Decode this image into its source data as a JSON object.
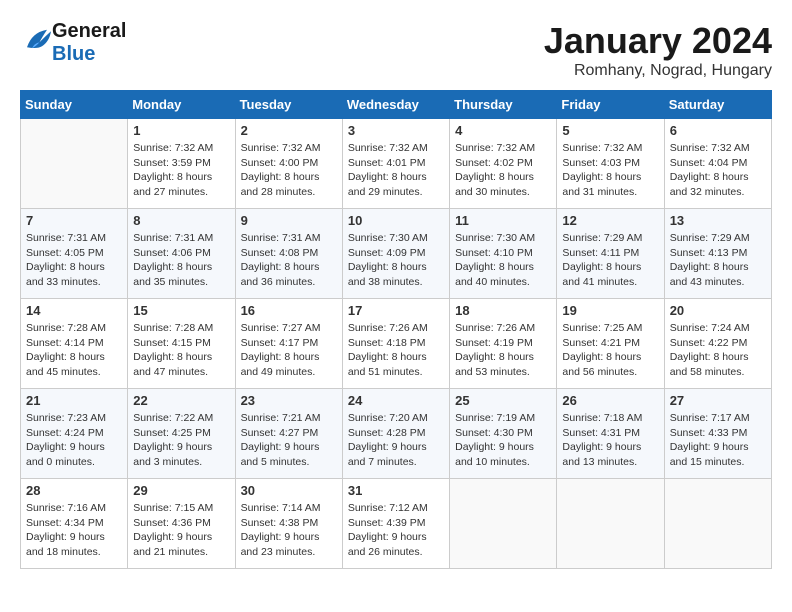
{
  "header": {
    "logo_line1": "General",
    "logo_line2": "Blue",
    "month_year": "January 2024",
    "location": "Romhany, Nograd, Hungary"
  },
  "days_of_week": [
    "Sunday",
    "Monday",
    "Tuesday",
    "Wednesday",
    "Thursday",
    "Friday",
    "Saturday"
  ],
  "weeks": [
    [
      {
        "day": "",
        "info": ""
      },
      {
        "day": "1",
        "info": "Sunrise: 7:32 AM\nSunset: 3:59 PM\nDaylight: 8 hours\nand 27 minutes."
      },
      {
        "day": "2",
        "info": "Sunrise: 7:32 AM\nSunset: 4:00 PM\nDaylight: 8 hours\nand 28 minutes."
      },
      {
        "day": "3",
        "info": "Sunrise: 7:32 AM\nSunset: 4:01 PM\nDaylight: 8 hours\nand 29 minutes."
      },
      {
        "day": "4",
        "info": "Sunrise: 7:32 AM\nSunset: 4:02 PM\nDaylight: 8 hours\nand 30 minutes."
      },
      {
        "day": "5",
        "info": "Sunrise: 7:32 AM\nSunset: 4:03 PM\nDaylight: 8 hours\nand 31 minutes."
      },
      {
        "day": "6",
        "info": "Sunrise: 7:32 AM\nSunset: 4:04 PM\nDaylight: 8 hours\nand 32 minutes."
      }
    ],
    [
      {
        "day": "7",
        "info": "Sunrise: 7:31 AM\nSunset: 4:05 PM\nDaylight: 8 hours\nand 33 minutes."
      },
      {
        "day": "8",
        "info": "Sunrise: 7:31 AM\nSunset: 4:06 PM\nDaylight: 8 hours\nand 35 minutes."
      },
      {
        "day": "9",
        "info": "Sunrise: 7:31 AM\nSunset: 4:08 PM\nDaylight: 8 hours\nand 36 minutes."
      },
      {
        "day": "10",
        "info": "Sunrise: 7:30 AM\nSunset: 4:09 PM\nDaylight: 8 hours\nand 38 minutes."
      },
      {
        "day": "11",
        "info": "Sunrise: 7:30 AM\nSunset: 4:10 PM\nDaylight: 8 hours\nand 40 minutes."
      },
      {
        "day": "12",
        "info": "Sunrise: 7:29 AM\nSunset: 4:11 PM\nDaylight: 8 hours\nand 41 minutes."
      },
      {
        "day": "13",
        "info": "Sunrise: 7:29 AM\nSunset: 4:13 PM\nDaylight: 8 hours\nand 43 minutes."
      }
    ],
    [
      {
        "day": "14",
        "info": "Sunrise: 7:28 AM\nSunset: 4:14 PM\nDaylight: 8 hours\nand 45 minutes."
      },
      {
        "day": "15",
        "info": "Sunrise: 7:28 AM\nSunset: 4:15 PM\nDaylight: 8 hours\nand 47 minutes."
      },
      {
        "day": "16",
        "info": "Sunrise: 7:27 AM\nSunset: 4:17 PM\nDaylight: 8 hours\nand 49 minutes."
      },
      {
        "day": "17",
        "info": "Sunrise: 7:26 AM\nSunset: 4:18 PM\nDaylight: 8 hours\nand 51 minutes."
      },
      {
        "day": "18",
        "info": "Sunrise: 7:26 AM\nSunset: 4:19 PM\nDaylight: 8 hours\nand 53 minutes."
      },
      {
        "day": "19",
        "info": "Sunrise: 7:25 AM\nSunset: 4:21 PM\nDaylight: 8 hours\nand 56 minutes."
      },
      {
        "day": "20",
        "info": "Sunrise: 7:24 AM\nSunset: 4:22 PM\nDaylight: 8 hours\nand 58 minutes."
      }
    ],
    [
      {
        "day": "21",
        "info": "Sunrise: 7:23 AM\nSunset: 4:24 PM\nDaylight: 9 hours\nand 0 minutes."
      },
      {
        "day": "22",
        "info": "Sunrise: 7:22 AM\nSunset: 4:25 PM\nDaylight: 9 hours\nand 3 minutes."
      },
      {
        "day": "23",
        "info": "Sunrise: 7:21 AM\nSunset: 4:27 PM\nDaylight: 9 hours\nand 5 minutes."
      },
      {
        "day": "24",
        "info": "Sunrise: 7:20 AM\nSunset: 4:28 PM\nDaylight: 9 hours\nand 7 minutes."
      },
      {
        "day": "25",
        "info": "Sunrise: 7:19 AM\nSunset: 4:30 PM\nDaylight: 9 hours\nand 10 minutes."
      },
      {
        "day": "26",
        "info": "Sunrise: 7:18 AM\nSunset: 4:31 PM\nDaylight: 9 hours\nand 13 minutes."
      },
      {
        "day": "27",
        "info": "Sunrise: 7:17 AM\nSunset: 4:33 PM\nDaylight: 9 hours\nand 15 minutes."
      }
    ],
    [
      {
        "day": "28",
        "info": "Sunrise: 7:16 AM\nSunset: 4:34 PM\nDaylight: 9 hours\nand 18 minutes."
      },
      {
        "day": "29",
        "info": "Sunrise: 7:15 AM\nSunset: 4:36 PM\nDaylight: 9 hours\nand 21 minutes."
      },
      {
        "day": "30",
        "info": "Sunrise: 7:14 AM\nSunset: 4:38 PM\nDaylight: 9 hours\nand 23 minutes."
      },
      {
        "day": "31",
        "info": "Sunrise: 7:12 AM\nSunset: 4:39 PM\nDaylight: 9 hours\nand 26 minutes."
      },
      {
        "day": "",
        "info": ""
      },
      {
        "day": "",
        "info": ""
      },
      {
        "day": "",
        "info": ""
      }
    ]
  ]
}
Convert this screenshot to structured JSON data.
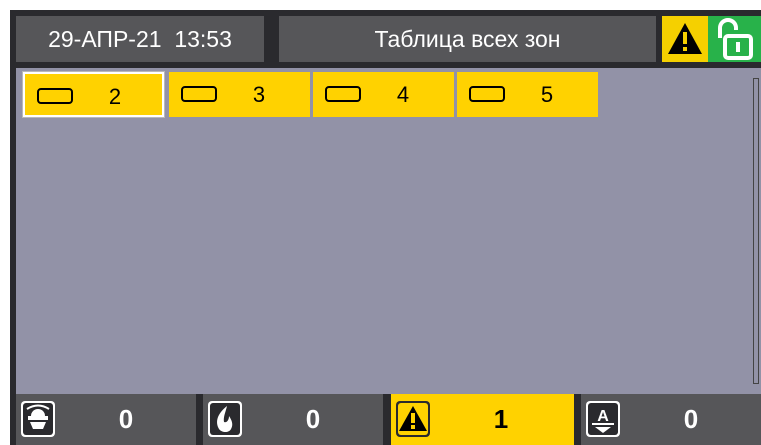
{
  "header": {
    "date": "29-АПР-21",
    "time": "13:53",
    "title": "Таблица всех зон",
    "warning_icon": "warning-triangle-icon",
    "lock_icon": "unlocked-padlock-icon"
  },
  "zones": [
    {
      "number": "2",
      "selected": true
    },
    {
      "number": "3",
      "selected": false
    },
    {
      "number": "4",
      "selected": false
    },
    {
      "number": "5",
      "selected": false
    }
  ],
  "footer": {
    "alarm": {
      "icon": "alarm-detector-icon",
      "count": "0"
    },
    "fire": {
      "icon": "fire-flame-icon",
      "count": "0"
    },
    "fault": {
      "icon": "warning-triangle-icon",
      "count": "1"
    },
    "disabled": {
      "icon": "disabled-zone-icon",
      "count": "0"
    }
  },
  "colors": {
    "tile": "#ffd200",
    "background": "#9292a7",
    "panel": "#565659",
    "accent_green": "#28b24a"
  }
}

Exercise: Output a single number: how many lines contain the word "triangle".

Exercise output: 2